Written problem: Copy out the listing in full, exactly as written, but not its pictures.
::::::::
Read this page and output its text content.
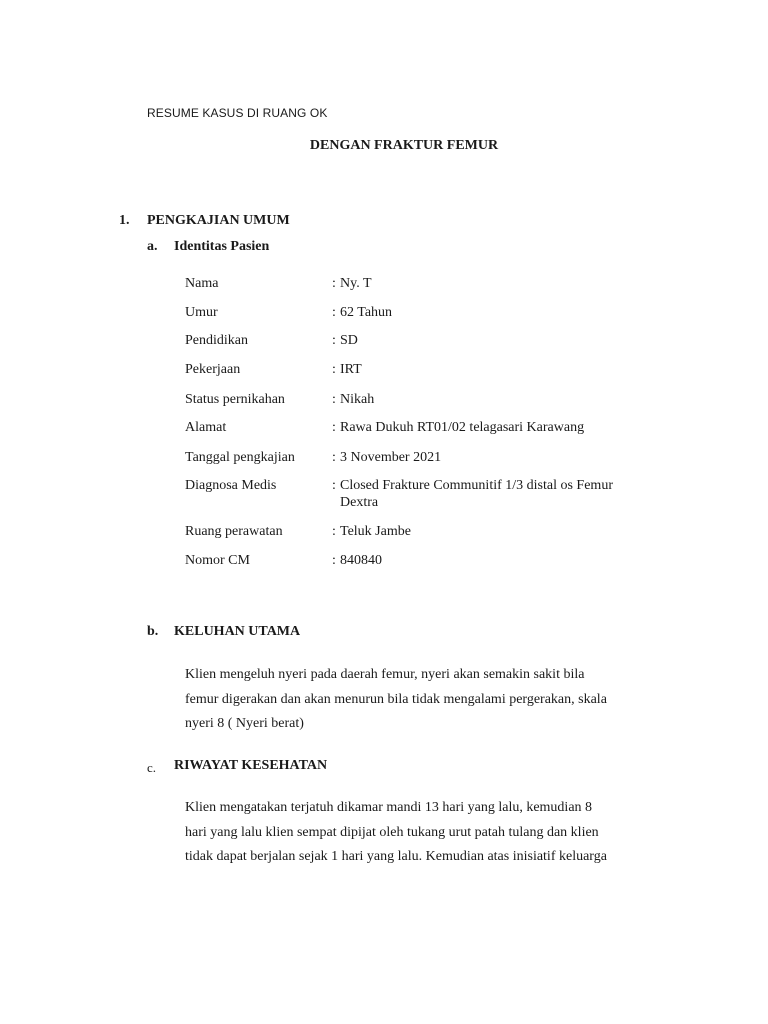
RESUME KASUS DI RUANG OK
DENGAN FRAKTUR FEMUR
1. PENGKAJIAN UMUM
a. Identitas Pasien
Nama	: Ny. T
Umur	: 62 Tahun
Pendidikan	: SD
Pekerjaan	: IRT
Status pernikahan	: Nikah
Alamat	: Rawa Dukuh RT01/02 telagasari Karawang
Tanggal pengkajian	: 3 November 2021
Diagnosa Medis	: Closed Frakture Communitif 1/3 distal os Femur
Dextra
Ruang perawatan	: Teluk Jambe
Nomor CM	: 840840
b. KELUHAN UTAMA
Klien mengeluh nyeri pada daerah femur, nyeri akan semakin sakit bila
femur digerakan dan akan menurun bila tidak mengalami pergerakan, skala
nyeri 8 ( Nyeri berat)
c. RIWAYAT KESEHATAN
Klien mengatakan terjatuh dikamar mandi 13 hari yang lalu, kemudian 8
hari yang lalu klien sempat dipijat oleh tukang urut patah tulang dan klien
tidak dapat berjalan sejak 1 hari yang lalu. Kemudian atas inisiatif keluarga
::::::::
Response to this exercise:
Read this page and output its text content.
RESUME KASUS DI RUANG OK
DENGAN FRAKTUR FEMUR
1. PENGKAJIAN UMUM
a. Identitas Pasien
Nama	: Ny. T
Umur	: 62 Tahun
Pendidikan	: SD
Pekerjaan	: IRT
Status pernikahan	: Nikah
Alamat	: Rawa Dukuh RT01/02 telagasari Karawang
Tanggal pengkajian	: 3 November 2021
Diagnosa Medis	: Closed Frakture Communitif 1/3 distal os Femur
Dextra
Ruang perawatan	: Teluk Jambe
Nomor CM	: 840840
b. KELUHAN UTAMA
Klien mengeluh nyeri pada daerah femur, nyeri akan semakin sakit bila
femur digerakan dan akan menurun bila tidak mengalami pergerakan, skala
nyeri 8 ( Nyeri berat)
c. RIWAYAT KESEHATAN
Klien mengatakan terjatuh dikamar mandi 13 hari yang lalu, kemudian 8
hari yang lalu klien sempat dipijat oleh tukang urut patah tulang dan klien
tidak dapat berjalan sejak 1 hari yang lalu. Kemudian atas inisiatif keluarga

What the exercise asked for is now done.